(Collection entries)

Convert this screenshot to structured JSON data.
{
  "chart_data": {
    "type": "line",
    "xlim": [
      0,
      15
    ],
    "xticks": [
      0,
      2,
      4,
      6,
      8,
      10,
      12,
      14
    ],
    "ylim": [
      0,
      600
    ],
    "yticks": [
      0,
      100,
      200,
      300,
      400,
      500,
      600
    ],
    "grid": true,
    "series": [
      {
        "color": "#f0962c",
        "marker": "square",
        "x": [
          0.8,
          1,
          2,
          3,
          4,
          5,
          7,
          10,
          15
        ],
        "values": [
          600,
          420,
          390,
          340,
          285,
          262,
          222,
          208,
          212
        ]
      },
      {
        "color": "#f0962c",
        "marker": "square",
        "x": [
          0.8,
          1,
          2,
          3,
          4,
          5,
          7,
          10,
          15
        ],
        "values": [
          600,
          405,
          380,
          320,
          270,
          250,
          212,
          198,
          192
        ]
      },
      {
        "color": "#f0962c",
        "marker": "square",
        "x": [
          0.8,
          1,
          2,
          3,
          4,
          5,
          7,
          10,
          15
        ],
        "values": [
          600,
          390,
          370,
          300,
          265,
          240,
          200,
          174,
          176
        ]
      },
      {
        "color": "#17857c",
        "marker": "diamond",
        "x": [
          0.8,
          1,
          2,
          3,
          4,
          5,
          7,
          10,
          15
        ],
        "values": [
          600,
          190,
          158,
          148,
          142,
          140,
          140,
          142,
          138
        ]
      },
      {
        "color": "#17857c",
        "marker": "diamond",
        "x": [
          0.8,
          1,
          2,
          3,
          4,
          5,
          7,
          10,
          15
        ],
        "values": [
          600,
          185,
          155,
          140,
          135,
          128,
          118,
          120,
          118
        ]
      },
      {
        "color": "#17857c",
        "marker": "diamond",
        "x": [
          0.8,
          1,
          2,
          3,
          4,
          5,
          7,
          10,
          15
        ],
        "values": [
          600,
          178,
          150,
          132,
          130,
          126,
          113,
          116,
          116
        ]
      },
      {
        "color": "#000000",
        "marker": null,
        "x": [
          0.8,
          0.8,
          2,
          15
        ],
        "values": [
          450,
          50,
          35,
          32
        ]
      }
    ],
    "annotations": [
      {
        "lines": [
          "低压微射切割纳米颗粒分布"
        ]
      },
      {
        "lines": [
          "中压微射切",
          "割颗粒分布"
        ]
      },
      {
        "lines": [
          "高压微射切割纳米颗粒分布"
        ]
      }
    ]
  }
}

### TO DO
Extract each entry in full, exactly as given.

### RESPONSE TO THE TASK
Convert this screenshot to structured JSON data.
{
  "chart_data": {
    "type": "line",
    "xlim": [
      0,
      15
    ],
    "xticks": [
      0,
      2,
      4,
      6,
      8,
      10,
      12,
      14
    ],
    "ylim": [
      0,
      600
    ],
    "yticks": [
      0,
      100,
      200,
      300,
      400,
      500,
      600
    ],
    "grid": true,
    "series": [
      {
        "color": "#f0962c",
        "marker": "square",
        "x": [
          0.8,
          1,
          2,
          3,
          4,
          5,
          7,
          10,
          15
        ],
        "values": [
          600,
          420,
          390,
          340,
          285,
          262,
          222,
          208,
          212
        ]
      },
      {
        "color": "#f0962c",
        "marker": "square",
        "x": [
          0.8,
          1,
          2,
          3,
          4,
          5,
          7,
          10,
          15
        ],
        "values": [
          600,
          405,
          380,
          320,
          270,
          250,
          212,
          198,
          192
        ]
      },
      {
        "color": "#f0962c",
        "marker": "square",
        "x": [
          0.8,
          1,
          2,
          3,
          4,
          5,
          7,
          10,
          15
        ],
        "values": [
          600,
          390,
          370,
          300,
          265,
          240,
          200,
          174,
          176
        ]
      },
      {
        "color": "#17857c",
        "marker": "diamond",
        "x": [
          0.8,
          1,
          2,
          3,
          4,
          5,
          7,
          10,
          15
        ],
        "values": [
          600,
          190,
          158,
          148,
          142,
          140,
          140,
          142,
          138
        ]
      },
      {
        "color": "#17857c",
        "marker": "diamond",
        "x": [
          0.8,
          1,
          2,
          3,
          4,
          5,
          7,
          10,
          15
        ],
        "values": [
          600,
          185,
          155,
          140,
          135,
          128,
          118,
          120,
          118
        ]
      },
      {
        "color": "#17857c",
        "marker": "diamond",
        "x": [
          0.8,
          1,
          2,
          3,
          4,
          5,
          7,
          10,
          15
        ],
        "values": [
          600,
          178,
          150,
          132,
          130,
          126,
          113,
          116,
          116
        ]
      },
      {
        "color": "#000000",
        "marker": null,
        "x": [
          0.8,
          0.8,
          2,
          15
        ],
        "values": [
          450,
          50,
          35,
          32
        ]
      }
    ],
    "annotations": [
      {
        "lines": [
          "低压微射切割纳米颗粒分布"
        ]
      },
      {
        "lines": [
          "中压微射切",
          "割颗粒分布"
        ]
      },
      {
        "lines": [
          "高压微射切割纳米颗粒分布"
        ]
      }
    ]
  }
}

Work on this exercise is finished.